What you need to do: Where a line contains the word "boundary", copy that line.

▼▼▼

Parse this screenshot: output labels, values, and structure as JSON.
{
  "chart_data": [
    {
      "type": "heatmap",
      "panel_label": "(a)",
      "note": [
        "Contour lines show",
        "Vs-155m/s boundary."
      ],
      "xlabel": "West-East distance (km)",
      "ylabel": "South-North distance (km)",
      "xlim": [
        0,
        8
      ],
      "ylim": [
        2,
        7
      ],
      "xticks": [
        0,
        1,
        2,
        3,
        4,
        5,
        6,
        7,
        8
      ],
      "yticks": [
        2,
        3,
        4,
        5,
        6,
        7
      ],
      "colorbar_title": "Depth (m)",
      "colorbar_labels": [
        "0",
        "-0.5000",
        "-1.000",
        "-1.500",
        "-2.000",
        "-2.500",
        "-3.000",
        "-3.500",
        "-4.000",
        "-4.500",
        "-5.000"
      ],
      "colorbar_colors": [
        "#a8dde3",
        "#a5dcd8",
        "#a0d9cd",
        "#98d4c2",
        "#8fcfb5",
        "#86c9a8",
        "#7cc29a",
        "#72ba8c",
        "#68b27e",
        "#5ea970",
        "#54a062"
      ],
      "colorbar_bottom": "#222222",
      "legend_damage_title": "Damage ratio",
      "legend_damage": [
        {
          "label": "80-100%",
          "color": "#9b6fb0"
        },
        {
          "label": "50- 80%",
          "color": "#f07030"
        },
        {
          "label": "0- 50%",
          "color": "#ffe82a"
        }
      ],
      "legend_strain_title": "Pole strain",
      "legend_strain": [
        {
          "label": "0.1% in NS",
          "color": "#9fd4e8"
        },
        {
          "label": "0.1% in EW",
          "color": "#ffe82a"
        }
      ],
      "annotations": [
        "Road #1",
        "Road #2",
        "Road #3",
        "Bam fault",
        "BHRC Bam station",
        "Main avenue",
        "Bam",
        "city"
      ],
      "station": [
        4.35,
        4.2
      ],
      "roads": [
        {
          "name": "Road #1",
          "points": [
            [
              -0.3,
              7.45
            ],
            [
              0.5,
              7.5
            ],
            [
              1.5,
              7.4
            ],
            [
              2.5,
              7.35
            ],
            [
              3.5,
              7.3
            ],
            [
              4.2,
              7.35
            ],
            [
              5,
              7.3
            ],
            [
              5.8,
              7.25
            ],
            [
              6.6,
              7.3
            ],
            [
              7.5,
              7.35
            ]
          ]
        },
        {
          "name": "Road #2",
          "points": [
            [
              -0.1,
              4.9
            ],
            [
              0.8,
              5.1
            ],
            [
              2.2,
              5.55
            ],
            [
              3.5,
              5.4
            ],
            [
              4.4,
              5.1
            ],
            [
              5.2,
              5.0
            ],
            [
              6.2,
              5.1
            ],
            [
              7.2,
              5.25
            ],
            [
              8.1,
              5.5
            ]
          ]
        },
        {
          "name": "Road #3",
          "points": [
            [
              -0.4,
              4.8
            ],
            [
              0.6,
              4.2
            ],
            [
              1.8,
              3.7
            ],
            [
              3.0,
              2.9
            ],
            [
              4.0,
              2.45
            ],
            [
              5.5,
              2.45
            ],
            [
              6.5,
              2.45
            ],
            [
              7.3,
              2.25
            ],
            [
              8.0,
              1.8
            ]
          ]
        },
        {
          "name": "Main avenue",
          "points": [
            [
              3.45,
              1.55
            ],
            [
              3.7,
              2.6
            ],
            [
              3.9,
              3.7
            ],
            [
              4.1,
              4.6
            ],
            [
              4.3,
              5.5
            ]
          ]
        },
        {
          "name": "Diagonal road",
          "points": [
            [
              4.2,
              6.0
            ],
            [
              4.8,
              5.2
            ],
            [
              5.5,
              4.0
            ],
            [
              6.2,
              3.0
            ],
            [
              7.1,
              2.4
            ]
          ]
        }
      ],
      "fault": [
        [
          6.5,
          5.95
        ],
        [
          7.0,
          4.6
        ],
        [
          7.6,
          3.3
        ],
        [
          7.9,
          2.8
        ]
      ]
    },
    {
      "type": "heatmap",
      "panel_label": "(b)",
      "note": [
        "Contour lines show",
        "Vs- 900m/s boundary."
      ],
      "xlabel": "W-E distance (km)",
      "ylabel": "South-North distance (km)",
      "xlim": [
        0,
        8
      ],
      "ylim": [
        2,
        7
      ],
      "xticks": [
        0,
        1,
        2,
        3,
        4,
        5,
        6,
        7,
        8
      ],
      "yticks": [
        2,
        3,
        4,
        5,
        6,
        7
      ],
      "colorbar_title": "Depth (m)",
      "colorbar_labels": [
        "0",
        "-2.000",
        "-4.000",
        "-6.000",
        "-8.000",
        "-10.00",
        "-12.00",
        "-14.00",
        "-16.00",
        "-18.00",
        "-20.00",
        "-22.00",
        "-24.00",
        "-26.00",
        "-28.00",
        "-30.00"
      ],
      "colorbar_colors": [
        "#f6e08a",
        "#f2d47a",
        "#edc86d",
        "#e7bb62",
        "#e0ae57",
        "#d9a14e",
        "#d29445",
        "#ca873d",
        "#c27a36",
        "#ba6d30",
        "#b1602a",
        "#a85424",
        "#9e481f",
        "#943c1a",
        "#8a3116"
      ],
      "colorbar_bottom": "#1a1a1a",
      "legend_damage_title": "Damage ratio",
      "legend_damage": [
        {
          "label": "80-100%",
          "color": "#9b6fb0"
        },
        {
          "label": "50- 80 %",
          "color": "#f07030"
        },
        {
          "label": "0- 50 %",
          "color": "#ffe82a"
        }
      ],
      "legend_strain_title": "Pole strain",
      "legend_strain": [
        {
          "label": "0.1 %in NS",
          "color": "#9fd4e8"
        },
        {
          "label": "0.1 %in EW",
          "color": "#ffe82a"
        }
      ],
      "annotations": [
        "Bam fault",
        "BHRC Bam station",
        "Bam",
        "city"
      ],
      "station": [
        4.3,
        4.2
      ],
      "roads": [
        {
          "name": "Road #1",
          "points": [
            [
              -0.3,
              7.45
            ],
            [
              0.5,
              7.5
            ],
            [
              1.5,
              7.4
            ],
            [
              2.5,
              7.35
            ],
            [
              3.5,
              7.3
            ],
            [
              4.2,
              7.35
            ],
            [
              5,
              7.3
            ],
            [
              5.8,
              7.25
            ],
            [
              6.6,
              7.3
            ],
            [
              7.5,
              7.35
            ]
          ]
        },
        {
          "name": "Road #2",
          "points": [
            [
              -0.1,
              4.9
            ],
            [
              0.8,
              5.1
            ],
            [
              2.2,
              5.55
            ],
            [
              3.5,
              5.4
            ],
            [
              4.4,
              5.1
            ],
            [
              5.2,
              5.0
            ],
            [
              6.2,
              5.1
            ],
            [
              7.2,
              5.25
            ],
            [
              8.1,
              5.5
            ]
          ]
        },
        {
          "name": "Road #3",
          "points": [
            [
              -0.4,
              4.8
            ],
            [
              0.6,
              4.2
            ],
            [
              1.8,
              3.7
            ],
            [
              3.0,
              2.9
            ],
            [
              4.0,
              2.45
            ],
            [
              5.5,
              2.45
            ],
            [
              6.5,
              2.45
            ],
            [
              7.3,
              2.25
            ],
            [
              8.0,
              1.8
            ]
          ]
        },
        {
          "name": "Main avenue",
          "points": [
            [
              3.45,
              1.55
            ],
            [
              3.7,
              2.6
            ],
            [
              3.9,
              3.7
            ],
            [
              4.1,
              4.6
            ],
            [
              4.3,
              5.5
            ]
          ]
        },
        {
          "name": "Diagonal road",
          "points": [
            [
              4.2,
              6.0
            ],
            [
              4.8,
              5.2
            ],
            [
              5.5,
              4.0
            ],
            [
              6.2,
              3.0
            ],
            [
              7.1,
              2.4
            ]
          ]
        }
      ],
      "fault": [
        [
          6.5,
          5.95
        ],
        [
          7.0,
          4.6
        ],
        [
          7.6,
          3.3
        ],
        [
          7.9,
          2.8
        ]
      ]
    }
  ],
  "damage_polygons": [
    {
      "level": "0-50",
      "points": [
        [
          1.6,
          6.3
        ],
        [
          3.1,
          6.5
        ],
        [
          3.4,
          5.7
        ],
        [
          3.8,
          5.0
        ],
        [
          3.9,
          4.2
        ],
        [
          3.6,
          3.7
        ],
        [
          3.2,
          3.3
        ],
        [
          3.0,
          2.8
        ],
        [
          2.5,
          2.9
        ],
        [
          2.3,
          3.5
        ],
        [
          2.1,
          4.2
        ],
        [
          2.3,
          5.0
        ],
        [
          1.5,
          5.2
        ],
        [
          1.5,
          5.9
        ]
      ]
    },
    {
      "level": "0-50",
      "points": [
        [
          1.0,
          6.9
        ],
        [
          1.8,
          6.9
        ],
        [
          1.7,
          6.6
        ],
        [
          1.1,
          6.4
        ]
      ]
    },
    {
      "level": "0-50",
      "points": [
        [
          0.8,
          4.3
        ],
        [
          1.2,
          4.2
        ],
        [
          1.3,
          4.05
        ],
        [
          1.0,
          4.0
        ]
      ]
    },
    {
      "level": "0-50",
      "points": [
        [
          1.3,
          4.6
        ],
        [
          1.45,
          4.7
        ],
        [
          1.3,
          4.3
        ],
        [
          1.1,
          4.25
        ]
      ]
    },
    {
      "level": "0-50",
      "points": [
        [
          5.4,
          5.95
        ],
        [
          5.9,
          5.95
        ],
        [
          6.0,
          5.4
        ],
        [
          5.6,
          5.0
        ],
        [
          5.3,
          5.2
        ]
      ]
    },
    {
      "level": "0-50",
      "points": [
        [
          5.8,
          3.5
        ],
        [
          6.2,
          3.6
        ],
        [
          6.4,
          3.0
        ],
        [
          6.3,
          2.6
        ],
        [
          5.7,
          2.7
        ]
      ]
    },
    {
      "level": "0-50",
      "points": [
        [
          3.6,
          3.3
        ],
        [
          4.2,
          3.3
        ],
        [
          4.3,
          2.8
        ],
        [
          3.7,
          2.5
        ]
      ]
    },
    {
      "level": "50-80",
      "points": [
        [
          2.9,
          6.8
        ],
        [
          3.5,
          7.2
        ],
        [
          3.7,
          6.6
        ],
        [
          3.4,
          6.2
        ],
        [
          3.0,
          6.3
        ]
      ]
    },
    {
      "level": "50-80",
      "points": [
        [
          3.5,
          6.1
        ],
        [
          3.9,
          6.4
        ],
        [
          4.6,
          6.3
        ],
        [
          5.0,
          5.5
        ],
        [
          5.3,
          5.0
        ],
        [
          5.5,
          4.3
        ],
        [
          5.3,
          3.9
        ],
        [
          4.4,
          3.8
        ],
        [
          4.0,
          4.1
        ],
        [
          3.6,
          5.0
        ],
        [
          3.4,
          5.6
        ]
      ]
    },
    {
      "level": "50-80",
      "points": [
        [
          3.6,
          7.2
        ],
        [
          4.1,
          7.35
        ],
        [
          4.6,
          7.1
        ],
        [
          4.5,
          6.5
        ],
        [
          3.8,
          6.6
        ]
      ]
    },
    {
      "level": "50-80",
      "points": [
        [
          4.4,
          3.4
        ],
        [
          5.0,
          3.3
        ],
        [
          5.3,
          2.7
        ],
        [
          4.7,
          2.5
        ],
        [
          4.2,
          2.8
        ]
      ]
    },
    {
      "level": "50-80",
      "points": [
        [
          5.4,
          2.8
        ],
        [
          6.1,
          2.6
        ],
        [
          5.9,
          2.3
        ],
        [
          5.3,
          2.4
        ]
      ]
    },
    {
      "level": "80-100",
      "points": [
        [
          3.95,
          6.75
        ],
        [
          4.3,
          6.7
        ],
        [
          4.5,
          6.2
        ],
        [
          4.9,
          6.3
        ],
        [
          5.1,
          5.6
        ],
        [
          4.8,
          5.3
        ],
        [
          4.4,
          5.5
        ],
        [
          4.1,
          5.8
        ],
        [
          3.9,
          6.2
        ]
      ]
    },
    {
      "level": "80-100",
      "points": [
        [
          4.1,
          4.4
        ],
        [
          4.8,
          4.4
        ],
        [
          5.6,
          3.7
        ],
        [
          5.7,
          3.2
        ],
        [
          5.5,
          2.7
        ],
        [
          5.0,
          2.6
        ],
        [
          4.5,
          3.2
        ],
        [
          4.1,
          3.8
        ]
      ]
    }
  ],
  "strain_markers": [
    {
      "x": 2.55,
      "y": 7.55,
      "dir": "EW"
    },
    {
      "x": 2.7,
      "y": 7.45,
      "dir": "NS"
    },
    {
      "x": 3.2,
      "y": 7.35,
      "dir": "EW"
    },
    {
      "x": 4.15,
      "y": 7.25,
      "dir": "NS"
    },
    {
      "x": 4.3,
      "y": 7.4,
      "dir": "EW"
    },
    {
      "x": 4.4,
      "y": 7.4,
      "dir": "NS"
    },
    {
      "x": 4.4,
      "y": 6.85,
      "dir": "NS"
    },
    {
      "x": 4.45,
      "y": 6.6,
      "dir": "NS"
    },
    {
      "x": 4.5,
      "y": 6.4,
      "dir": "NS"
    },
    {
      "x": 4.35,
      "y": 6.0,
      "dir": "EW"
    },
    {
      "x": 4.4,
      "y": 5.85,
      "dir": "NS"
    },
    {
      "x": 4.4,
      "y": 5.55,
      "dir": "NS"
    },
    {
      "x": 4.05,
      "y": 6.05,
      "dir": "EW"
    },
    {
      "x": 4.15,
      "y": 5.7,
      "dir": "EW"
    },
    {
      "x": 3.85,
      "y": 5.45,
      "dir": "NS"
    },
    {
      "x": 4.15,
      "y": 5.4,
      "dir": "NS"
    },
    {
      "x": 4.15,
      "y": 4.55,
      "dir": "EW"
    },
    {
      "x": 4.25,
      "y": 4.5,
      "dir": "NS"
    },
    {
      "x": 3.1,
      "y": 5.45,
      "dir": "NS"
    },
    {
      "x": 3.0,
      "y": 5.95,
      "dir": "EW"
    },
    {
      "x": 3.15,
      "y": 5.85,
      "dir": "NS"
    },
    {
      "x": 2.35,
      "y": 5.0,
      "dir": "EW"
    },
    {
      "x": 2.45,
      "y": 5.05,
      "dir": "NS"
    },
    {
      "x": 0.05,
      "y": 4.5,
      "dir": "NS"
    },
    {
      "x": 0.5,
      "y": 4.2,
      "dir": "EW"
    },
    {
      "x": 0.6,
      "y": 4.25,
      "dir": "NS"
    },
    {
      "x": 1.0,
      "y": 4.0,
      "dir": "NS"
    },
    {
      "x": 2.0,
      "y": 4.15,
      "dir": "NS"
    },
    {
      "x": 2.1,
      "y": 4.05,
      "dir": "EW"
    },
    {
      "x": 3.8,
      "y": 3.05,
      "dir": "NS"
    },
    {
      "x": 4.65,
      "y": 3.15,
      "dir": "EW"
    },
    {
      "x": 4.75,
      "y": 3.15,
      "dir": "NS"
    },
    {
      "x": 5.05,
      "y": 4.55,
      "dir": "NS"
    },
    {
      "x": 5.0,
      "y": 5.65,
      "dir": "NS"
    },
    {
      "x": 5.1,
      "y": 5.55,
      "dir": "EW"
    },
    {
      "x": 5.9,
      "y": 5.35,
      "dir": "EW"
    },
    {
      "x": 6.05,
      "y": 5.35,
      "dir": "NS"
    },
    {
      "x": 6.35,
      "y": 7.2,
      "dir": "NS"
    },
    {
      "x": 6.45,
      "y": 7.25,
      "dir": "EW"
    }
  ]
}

▲▲▲

Solution to the problem:
        "Vs-155m/s boundary."
        "Vs- 900m/s boundary."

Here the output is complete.